Set problem:
Print every record below exactly as written.

— START Input records —

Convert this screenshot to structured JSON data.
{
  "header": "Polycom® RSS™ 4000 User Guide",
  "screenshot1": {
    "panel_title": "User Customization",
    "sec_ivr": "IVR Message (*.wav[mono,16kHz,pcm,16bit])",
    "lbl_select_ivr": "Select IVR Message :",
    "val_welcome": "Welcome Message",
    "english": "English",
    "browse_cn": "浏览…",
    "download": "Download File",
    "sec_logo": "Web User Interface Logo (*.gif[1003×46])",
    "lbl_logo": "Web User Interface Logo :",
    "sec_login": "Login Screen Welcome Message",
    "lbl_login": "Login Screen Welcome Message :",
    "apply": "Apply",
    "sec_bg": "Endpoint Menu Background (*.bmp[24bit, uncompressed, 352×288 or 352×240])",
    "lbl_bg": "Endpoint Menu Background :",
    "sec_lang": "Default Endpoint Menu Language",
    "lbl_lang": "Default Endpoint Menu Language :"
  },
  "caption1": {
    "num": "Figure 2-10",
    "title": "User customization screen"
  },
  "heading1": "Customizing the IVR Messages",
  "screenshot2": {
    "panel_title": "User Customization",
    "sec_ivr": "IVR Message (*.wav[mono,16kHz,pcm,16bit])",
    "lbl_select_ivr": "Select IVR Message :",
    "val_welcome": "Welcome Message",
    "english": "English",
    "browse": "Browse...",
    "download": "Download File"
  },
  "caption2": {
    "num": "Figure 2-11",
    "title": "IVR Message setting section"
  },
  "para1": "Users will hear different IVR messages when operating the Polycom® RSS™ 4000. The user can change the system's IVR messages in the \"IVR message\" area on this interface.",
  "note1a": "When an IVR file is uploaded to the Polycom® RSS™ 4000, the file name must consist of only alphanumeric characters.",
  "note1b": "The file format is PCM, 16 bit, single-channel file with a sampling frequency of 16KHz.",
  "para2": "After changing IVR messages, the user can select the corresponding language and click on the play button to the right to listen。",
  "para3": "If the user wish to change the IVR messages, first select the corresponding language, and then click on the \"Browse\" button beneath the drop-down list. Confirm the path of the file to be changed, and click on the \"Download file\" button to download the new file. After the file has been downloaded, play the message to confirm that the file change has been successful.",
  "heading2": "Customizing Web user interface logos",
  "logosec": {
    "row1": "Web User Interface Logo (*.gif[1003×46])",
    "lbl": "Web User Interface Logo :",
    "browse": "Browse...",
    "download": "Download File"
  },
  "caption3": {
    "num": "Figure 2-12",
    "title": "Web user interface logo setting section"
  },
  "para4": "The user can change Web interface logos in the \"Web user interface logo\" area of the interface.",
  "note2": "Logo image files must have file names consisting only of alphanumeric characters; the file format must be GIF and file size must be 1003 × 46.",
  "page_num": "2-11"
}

— END Input records —

Solution to the exercise:
Convert this screenshot to structured JSON data.
{
  "header": "Polycom® RSS™ 4000 User Guide",
  "screenshot1": {
    "panel_title": "User Customization",
    "sec_ivr": "IVR Message (*.wav[mono,16kHz,pcm,16bit])",
    "lbl_select_ivr": "Select IVR Message :",
    "val_welcome": "Welcome Message",
    "english": "English",
    "browse_cn": "浏览…",
    "download": "Download File",
    "sec_logo": "Web User Interface Logo (*.gif[1003×46])",
    "lbl_logo": "Web User Interface Logo :",
    "sec_login": "Login Screen Welcome Message",
    "lbl_login": "Login Screen Welcome Message :",
    "apply": "Apply",
    "sec_bg": "Endpoint Menu Background (*.bmp[24bit, uncompressed, 352×288 or 352×240])",
    "lbl_bg": "Endpoint Menu Background :",
    "sec_lang": "Default Endpoint Menu Language",
    "lbl_lang": "Default Endpoint Menu Language :"
  },
  "caption1": {
    "num": "Figure 2-10",
    "title": "User customization screen"
  },
  "heading1": "Customizing the IVR Messages",
  "screenshot2": {
    "panel_title": "User Customization",
    "sec_ivr": "IVR Message (*.wav[mono,16kHz,pcm,16bit])",
    "lbl_select_ivr": "Select IVR Message :",
    "val_welcome": "Welcome Message",
    "english": "English",
    "browse": "Browse...",
    "download": "Download File"
  },
  "caption2": {
    "num": "Figure 2-11",
    "title": "IVR Message setting section"
  },
  "para1": "Users will hear different IVR messages when operating the Polycom® RSS™ 4000. The user can change the system's IVR messages in the \"IVR message\" area on this interface.",
  "note1a": "When an IVR file is uploaded to the Polycom® RSS™ 4000, the file name must consist of only alphanumeric characters.",
  "note1b": "The file format is PCM, 16 bit, single-channel file with a sampling frequency of 16KHz.",
  "para2": "After changing IVR messages, the user can select the corresponding language and click on the play button to the right to listen。",
  "para3": "If the user wish to change the IVR messages, first select the corresponding language, and then click on the \"Browse\" button beneath the drop-down list. Confirm the path of the file to be changed, and click on the \"Download file\" button to download the new file. After the file has been downloaded, play the message to confirm that the file change has been successful.",
  "heading2": "Customizing Web user interface logos",
  "logosec": {
    "row1": "Web User Interface Logo (*.gif[1003×46])",
    "lbl": "Web User Interface Logo :",
    "browse": "Browse...",
    "download": "Download File"
  },
  "caption3": {
    "num": "Figure 2-12",
    "title": "Web user interface logo setting section"
  },
  "para4": "The user can change Web interface logos in the \"Web user interface logo\" area of the interface.",
  "note2": "Logo image files must have file names consisting only of alphanumeric characters; the file format must be GIF and file size must be 1003 × 46.",
  "page_num": "2-11"
}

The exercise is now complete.